■ **WORK TO COMPLETE**: Check every line below for the string "女性の採用比率向上を目指す取り組み", and copy the lines that contain it.
--- Begin PROVIDED MATERIAL ---
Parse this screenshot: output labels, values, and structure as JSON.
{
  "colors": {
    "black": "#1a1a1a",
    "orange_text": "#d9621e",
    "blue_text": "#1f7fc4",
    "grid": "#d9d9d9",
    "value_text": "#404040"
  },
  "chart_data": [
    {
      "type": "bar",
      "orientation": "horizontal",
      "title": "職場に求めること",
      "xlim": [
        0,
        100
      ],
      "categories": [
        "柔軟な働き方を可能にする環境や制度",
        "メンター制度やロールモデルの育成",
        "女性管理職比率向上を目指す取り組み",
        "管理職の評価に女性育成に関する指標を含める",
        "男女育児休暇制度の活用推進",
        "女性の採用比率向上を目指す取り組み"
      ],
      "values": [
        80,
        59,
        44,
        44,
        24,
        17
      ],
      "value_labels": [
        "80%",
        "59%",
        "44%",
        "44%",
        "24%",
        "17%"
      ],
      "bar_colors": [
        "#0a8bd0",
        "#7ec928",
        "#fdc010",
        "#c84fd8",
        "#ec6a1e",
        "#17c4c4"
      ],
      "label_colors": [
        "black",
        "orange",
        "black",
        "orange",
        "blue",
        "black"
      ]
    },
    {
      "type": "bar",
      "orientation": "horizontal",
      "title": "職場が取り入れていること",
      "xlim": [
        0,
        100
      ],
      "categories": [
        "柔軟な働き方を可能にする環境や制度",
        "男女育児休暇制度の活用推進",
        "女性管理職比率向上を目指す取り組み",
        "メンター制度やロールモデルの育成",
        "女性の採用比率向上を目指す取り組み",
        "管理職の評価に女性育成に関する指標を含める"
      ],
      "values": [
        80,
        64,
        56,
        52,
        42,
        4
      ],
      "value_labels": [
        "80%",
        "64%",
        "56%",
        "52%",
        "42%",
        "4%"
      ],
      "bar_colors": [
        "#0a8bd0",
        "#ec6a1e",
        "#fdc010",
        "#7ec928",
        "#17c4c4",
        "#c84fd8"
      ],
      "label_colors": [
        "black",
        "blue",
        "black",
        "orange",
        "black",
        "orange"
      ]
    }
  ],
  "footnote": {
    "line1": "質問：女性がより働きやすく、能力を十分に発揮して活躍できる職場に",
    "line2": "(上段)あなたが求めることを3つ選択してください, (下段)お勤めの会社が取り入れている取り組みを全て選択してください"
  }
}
--- End PROVIDED MATERIAL ---
■ **ANSWER TO THIS EXERCISE**:
        "女性の採用比率向上を目指す取り組み"
        "女性の採用比率向上を目指す取り組み",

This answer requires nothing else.